- Excerpt to read -

※

# Dudley's japanese groom..



## DB1 (Jan 20, 2012)

What do you think?!!

http://www.poodleforum.com/attachme...0264606259812_789494811_7252707_5090538_n.jpg
http://www.poodleforum.com/attachme...0264605839812_789494811_7252699_2929865_n.jpg

Ok, he is still the same shaggy mutt really, be interesting to try though!


----------



## Tinman (Apr 23, 2013)

I love it - please do it to my ruby?? X


----------



## Hfd (Aug 19, 2011)

Think I like the other Dudley better lol


----------



## dio.ren (Jan 18, 2013)

Too funny:laugh:


----------



## Cat 53 (Aug 26, 2012)

Hahahaha:laugh::laugh::laugh::laugh:


----------



## DB1 (Jan 20, 2012)

google japanese poodle grooming and there are some amazing pictures!


----------



## dio.ren (Jan 18, 2013)

Wow unreal! Some were cute but some out of this world


----------



## wilfiboy (Sep 18, 2010)

Goodness me I thought you were joking, I didn't think it was him. I wonder how long it would last.

........ Oooo I love my Japanese boy


----------



## Peanut (Dec 1, 2013)

Is he still talking to you?


----------



## RuthMill (Jun 30, 2012)

I love it!!!


----------



## Peanut (Dec 1, 2013)

I better keep this photo hidden. Otherwise OH will want it!!!


----------



## arlo (Mar 11, 2013)

It would be criminal if you did that to Duldley He is far to handsome and masculine. Perfection can't be perfected


----------



## lady amanda (Nov 26, 2010)

Can you imagine the teasing that is done to their coat to look that poofy and round. I thought the first dog was a felted miniature

Sent from Petguide.com Free App


----------



## RuthMill (Jun 30, 2012)

lady amanda said:


> Can you imagine the teasing that is done to their coat to look that poofy and round. I thought the first dog was a felted miniature
> 
> Sent from Petguide.com Free App


Had to look felted miniatures up.. had never heard of them! Theres one half way down this page..
https://www.etsy.com/market/cockapoo


----------



## Marzi (Sep 17, 2012)

I wonder how long it takes to achieve that look - I definitely prefer the 'dragged through a hedge backwards' look.


----------



## DB1 (Jan 20, 2012)

wilfiboy said:


> Goodness me I thought you were joking, I didn't think it was him. I wonder how long it would last.
> 
> ........ Oooo I love my Japanese boy





Peanut said:


> Is he still talking to you?


You guys do know its not really him don't you?!!




Marzi said:


> I wonder how long it takes to achieve that look - I definitely prefer the 'dragged through a hedge backwards' look.


Marzi what are you trying to say about my usual standard of grooming?!!!


----------



## Yogi bear (Feb 25, 2013)

Nooooo Dudley I'm protesting on your behalf! No Japanese hair do please, he's perfect just the way he is 


https://www.facebook.com/SeymourTheRedCockapoo


----------



## DB1 (Jan 20, 2012)

Yogi bear said:


> Nooooo Dudley I'm protesting on your behalf! No Japanese hair do please, he's perfect just the way he is
> 
> 
> https://www.facebook.com/SeymourTheRedCockapoo


Thanks, I see Seymour's coat is growing well now, are you going to let him have a full muzzle again? i'm guessing you will keep his coat a manageable length now?


----------

※

- Given instruction a -
Recast the entries from their first line through the line containing "svg-text:®: ® — [768, 594, 772, 600]" as a JSON list of strings, one string per line, with blank lines left out.
The forum thread and the entries have no connection to each other.

- Records provided -
※

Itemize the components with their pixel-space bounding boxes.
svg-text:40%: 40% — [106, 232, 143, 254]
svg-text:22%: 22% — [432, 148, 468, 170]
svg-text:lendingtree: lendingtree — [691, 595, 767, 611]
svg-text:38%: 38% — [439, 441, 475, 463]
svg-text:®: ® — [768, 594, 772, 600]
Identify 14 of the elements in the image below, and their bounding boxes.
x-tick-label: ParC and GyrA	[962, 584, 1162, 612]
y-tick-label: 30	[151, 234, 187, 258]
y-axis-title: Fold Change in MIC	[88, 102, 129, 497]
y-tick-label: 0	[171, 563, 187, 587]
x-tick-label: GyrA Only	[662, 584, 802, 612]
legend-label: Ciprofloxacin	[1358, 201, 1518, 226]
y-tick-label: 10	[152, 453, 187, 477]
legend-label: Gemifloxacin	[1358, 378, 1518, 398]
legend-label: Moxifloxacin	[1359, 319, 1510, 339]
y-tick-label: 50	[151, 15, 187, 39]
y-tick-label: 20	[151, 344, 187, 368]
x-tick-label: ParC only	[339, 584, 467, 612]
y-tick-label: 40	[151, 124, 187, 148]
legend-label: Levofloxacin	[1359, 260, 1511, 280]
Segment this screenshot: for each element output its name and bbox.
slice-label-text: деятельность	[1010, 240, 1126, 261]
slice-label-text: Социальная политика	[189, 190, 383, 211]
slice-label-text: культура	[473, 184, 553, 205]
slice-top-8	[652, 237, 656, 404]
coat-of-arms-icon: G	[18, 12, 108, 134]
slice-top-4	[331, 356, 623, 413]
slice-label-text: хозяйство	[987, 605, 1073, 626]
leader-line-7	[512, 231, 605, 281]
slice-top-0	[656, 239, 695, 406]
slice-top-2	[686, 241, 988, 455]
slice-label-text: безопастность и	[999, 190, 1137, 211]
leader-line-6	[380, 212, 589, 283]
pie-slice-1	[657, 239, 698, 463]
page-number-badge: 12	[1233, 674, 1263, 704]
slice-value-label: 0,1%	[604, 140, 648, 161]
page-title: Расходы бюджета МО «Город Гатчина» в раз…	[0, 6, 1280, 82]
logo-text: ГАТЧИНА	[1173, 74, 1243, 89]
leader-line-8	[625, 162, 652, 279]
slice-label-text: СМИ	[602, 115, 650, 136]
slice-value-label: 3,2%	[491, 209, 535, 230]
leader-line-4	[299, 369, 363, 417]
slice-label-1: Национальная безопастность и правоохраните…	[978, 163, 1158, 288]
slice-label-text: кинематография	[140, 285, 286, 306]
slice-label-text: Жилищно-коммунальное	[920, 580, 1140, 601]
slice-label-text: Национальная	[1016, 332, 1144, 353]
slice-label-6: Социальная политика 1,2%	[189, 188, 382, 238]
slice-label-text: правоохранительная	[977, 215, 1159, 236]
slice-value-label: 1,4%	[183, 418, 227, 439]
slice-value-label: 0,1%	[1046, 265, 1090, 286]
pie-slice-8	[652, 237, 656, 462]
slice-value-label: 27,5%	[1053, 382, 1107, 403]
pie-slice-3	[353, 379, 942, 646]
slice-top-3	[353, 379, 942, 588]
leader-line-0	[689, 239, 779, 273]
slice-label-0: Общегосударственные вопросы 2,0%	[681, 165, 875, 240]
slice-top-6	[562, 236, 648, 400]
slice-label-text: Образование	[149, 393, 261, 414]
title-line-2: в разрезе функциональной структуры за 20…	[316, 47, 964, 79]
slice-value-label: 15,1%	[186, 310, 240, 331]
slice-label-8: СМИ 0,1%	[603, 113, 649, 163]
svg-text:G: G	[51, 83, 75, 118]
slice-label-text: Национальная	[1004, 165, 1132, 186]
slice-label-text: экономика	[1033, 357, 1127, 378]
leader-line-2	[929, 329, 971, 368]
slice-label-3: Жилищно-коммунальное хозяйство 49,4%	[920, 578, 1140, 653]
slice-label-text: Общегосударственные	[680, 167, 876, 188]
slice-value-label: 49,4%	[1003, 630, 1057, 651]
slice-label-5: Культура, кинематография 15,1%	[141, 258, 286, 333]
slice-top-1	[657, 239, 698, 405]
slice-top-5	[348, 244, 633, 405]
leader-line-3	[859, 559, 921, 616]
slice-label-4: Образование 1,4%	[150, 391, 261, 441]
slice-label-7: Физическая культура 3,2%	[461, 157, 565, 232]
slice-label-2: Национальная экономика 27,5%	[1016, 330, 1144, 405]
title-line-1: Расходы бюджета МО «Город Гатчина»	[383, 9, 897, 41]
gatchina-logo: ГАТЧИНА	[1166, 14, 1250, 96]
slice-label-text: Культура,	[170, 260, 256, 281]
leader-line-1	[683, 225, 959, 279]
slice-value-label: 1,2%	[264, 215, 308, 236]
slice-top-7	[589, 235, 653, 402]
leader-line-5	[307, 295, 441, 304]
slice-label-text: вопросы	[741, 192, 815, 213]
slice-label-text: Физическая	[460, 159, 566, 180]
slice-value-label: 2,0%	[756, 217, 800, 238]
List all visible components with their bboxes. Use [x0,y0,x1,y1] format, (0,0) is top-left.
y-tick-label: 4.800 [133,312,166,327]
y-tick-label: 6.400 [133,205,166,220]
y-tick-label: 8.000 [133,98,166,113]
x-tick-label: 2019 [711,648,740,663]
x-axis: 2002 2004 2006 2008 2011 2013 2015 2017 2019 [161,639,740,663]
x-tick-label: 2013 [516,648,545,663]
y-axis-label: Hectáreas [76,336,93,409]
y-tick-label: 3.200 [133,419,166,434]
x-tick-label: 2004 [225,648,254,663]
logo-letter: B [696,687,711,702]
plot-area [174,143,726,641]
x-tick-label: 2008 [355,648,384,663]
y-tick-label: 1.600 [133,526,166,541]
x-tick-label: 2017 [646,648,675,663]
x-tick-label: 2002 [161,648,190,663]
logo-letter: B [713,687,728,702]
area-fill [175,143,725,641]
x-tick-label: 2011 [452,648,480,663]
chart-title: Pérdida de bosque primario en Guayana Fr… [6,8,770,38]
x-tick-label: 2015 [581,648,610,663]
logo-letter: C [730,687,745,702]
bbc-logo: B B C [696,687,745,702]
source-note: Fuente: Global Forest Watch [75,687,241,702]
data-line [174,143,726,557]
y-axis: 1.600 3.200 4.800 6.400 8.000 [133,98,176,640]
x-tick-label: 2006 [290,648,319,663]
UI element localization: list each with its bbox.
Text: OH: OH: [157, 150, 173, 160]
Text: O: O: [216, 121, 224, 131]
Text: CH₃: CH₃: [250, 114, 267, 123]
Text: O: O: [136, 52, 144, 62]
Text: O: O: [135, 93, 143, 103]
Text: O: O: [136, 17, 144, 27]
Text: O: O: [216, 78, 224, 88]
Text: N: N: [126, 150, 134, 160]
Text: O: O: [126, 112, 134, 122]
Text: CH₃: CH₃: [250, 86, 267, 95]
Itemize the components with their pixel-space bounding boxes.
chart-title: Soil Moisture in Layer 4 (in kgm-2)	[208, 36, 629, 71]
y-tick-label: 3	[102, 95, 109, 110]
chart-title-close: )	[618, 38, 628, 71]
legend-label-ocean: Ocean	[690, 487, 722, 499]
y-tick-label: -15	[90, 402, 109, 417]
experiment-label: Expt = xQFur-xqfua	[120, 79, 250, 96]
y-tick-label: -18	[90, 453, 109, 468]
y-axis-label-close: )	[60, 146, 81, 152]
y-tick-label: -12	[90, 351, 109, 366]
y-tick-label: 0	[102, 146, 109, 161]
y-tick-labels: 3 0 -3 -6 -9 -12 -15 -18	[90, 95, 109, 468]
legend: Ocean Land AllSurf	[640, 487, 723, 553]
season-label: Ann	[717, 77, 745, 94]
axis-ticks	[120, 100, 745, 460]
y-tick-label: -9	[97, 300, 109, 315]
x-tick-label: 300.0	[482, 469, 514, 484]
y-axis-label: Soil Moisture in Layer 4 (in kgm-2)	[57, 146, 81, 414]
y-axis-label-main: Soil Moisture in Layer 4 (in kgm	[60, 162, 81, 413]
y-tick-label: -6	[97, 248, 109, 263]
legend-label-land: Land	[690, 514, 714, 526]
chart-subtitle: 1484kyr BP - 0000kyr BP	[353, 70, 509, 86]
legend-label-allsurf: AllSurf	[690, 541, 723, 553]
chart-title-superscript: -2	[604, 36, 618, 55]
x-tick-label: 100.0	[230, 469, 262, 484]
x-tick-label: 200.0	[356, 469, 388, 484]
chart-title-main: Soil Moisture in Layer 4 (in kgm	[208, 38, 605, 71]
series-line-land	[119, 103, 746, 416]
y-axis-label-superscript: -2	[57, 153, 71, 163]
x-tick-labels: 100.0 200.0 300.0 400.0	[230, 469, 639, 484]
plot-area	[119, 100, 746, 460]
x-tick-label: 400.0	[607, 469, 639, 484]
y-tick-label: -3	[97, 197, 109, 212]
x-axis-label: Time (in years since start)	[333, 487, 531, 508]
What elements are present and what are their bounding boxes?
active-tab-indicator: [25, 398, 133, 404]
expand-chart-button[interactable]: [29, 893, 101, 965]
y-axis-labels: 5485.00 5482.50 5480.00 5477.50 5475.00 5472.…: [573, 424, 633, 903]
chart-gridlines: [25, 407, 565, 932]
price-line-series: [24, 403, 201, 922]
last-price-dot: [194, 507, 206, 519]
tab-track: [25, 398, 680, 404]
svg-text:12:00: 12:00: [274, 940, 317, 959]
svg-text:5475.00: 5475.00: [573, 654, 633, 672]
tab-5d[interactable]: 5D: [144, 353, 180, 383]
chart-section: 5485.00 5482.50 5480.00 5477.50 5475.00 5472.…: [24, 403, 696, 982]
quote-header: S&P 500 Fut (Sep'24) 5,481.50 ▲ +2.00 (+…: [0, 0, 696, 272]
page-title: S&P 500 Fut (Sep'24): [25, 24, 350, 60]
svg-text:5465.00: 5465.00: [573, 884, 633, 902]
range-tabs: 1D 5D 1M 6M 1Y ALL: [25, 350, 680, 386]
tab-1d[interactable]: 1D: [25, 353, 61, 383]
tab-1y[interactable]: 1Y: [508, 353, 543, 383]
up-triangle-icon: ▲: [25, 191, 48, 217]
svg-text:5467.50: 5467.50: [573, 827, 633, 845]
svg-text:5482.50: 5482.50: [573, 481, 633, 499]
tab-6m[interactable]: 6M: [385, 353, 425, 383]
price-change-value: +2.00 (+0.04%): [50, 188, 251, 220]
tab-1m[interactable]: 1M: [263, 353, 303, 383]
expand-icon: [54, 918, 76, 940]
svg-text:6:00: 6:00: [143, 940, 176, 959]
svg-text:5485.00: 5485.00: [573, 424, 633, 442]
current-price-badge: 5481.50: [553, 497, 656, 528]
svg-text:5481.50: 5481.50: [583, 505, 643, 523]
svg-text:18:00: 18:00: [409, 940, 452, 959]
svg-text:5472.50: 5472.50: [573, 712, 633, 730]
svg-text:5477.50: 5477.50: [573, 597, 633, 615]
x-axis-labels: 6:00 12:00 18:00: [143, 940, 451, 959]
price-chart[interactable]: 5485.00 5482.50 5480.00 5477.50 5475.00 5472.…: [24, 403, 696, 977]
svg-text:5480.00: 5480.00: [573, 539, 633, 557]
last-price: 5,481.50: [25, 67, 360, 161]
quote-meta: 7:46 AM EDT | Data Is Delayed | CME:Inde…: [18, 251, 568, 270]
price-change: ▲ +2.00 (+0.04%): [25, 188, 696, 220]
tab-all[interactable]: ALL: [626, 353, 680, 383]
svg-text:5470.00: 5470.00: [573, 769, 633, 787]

※

- Given instruction b -
Write out the part of the forum thread that opens with the words containing "# Dudley's japanese" and closes with "to try though!", swapping "mutt" for "dog".

- Exercise solution a -
[
  "Itemize the components with their pixel-space bounding boxes.",
  "svg-text:40%: 40% — [106, 232, 143, 254]",
  "svg-text:22%: 22% — [432, 148, 468, 170]",
  "svg-text:lendingtree: lendingtree — [691, 595, 767, 611]",
  "svg-text:38%: 38% — [439, 441, 475, 463]",
  "svg-text:®: ® — [768, 594, 772, 600]"
]

- Exercise solution b -
# Dudley's japanese groom..



## DB1 (Jan 20, 2012)

What do you think?!!

http://www.poodleforum.com/attachme...0264606259812_789494811_7252707_5090538_n.jpg
http://www.poodleforum.com/attachme...0264605839812_789494811_7252699_2929865_n.jpg

Ok, he is still the same shaggy dog really, be interesting to try though!